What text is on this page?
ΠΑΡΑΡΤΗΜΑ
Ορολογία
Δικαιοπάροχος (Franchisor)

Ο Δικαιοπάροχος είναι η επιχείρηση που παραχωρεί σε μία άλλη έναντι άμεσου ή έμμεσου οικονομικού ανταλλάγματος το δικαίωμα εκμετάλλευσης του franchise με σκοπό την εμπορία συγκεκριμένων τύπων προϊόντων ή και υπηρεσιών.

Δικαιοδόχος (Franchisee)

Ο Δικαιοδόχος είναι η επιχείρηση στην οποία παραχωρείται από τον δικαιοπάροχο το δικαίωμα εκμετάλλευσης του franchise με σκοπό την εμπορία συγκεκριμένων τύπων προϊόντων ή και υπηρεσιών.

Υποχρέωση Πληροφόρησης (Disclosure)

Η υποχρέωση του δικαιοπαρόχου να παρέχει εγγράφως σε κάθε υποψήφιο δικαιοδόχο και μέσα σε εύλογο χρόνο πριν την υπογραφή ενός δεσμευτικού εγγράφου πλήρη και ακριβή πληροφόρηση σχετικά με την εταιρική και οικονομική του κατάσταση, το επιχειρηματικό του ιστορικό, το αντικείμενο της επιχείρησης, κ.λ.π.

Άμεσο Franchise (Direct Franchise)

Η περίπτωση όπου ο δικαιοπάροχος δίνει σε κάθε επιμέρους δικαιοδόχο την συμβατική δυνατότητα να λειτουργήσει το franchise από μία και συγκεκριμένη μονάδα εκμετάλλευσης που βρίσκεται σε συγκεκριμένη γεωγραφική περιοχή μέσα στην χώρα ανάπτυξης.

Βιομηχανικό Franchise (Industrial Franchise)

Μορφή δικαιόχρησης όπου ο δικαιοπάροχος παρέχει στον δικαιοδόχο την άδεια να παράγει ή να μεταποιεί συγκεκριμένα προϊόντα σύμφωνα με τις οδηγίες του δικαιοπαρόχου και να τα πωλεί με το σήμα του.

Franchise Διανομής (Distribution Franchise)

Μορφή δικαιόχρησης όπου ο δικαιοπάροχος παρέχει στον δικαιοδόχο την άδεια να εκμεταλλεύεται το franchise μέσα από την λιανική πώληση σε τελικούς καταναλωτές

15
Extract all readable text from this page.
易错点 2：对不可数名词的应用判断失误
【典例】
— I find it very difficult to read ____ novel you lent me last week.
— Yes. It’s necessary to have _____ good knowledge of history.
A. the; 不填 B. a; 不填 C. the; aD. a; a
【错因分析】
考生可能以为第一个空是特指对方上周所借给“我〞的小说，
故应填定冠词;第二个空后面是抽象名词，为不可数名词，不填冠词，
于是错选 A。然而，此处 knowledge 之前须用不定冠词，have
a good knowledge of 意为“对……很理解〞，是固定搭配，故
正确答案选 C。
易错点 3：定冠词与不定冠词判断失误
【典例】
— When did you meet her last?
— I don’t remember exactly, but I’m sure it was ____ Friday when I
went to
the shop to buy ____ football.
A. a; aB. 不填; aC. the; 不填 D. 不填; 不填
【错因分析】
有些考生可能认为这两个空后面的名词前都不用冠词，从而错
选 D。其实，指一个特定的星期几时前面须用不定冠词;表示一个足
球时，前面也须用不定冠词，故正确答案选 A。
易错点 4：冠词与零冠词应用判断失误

• • •

## INSTRUCTIONS FOR THE TASK
Give back, exactly as written, the lines from the one with "Extract all readable text from this page." to the last line.

## EXERCISE RESULT
Extract all readable text from this page.
易错点 2：对不可数名词的应用判断失误
【典例】
— I find it very difficult to read ____ novel you lent me last week.
— Yes. It’s necessary to have _____ good knowledge of history.
A. the; 不填 B. a; 不填 C. the; aD. a; a
【错因分析】
考生可能以为第一个空是特指对方上周所借给“我〞的小说，
故应填定冠词;第二个空后面是抽象名词，为不可数名词，不填冠词，
于是错选 A。然而，此处 knowledge 之前须用不定冠词，have
a good knowledge of 意为“对……很理解〞，是固定搭配，故
正确答案选 C。
易错点 3：定冠词与不定冠词判断失误
【典例】
— When did you meet her last?
— I don’t remember exactly, but I’m sure it was ____ Friday when I
went to
the shop to buy ____ football.
A. a; aB. 不填; aC. the; 不填 D. 不填; 不填
【错因分析】
有些考生可能认为这两个空后面的名词前都不用冠词，从而错
选 D。其实，指一个特定的星期几时前面须用不定冠词;表示一个足
球时，前面也须用不定冠词，故正确答案选 A。
易错点 4：冠词与零冠词应用判断失误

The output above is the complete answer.